Stored records:
|---|
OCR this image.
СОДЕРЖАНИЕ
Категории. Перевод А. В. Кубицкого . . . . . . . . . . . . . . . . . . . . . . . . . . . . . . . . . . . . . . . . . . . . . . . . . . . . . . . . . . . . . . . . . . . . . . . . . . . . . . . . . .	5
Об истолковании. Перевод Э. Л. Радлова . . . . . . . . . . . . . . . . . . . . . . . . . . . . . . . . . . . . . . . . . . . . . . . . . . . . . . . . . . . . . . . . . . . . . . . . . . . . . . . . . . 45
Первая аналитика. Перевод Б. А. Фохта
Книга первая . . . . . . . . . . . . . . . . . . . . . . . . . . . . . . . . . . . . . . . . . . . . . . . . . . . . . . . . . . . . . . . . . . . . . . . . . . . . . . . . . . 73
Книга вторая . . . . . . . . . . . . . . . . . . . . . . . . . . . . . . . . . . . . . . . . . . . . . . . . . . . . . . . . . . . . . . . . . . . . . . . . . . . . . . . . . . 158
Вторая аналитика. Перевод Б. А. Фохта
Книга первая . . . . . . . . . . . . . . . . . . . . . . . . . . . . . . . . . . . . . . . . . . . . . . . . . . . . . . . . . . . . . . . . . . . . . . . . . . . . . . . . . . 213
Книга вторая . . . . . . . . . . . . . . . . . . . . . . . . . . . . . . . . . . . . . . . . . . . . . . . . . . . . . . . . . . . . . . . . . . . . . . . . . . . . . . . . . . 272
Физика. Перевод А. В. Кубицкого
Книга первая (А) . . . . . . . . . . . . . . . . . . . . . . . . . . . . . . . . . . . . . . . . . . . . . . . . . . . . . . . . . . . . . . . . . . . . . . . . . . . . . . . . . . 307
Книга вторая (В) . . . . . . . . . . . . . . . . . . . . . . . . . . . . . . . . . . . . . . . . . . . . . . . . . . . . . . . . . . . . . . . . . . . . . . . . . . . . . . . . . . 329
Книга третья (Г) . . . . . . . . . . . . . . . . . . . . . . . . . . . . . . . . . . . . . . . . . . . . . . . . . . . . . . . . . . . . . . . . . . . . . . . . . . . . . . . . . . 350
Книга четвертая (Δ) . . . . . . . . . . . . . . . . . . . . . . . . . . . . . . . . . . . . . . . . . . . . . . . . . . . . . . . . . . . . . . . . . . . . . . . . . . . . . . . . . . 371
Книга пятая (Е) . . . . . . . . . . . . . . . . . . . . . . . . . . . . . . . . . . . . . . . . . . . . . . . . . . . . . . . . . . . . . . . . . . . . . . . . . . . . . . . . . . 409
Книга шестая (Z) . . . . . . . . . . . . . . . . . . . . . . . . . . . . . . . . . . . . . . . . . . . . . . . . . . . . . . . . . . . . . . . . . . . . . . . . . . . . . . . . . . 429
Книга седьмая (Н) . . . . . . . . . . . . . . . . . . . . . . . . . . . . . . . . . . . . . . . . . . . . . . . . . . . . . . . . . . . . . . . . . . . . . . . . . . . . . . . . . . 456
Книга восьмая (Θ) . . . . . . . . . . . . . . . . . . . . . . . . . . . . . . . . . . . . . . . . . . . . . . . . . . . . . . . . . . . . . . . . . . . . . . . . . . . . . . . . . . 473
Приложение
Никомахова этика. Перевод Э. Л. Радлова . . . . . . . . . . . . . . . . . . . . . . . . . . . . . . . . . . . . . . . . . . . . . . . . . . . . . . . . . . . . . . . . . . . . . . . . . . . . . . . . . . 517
|---|
Direction: Retype the listing above in full, with no alterations.

Task response:
OCR this image.
СОДЕРЖАНИЕ
Категории. Перевод А. В. Кубицкого . . . . . . . . . . . . . . . . . . . . . . . . . . . . . . . . . . . . . . . . . . . . . . . . . . . . . . . . . . . . . . . . . . . . . . . . . . . . . . . . . .	5
Об истолковании. Перевод Э. Л. Радлова . . . . . . . . . . . . . . . . . . . . . . . . . . . . . . . . . . . . . . . . . . . . . . . . . . . . . . . . . . . . . . . . . . . . . . . . . . . . . . . . . . 45
Первая аналитика. Перевод Б. А. Фохта
Книга первая . . . . . . . . . . . . . . . . . . . . . . . . . . . . . . . . . . . . . . . . . . . . . . . . . . . . . . . . . . . . . . . . . . . . . . . . . . . . . . . . . . 73
Книга вторая . . . . . . . . . . . . . . . . . . . . . . . . . . . . . . . . . . . . . . . . . . . . . . . . . . . . . . . . . . . . . . . . . . . . . . . . . . . . . . . . . . 158
Вторая аналитика. Перевод Б. А. Фохта
Книга первая . . . . . . . . . . . . . . . . . . . . . . . . . . . . . . . . . . . . . . . . . . . . . . . . . . . . . . . . . . . . . . . . . . . . . . . . . . . . . . . . . . 213
Книга вторая . . . . . . . . . . . . . . . . . . . . . . . . . . . . . . . . . . . . . . . . . . . . . . . . . . . . . . . . . . . . . . . . . . . . . . . . . . . . . . . . . . 272
Физика. Перевод А. В. Кубицкого
Книга первая (А) . . . . . . . . . . . . . . . . . . . . . . . . . . . . . . . . . . . . . . . . . . . . . . . . . . . . . . . . . . . . . . . . . . . . . . . . . . . . . . . . . . 307
Книга вторая (В) . . . . . . . . . . . . . . . . . . . . . . . . . . . . . . . . . . . . . . . . . . . . . . . . . . . . . . . . . . . . . . . . . . . . . . . . . . . . . . . . . . 329
Книга третья (Г) . . . . . . . . . . . . . . . . . . . . . . . . . . . . . . . . . . . . . . . . . . . . . . . . . . . . . . . . . . . . . . . . . . . . . . . . . . . . . . . . . . 350
Книга четвертая (Δ) . . . . . . . . . . . . . . . . . . . . . . . . . . . . . . . . . . . . . . . . . . . . . . . . . . . . . . . . . . . . . . . . . . . . . . . . . . . . . . . . . . 371
Книга пятая (Е) . . . . . . . . . . . . . . . . . . . . . . . . . . . . . . . . . . . . . . . . . . . . . . . . . . . . . . . . . . . . . . . . . . . . . . . . . . . . . . . . . . 409
Книга шестая (Z) . . . . . . . . . . . . . . . . . . . . . . . . . . . . . . . . . . . . . . . . . . . . . . . . . . . . . . . . . . . . . . . . . . . . . . . . . . . . . . . . . . 429
Книга седьмая (Н) . . . . . . . . . . . . . . . . . . . . . . . . . . . . . . . . . . . . . . . . . . . . . . . . . . . . . . . . . . . . . . . . . . . . . . . . . . . . . . . . . . 456
Книга восьмая (Θ) . . . . . . . . . . . . . . . . . . . . . . . . . . . . . . . . . . . . . . . . . . . . . . . . . . . . . . . . . . . . . . . . . . . . . . . . . . . . . . . . . . 473
Приложение
Никомахова этика. Перевод Э. Л. Радлова . . . . . . . . . . . . . . . . . . . . . . . . . . . . . . . . . . . . . . . . . . . . . . . . . . . . . . . . . . . . . . . . . . . . . . . . . . . . . . . . . . 517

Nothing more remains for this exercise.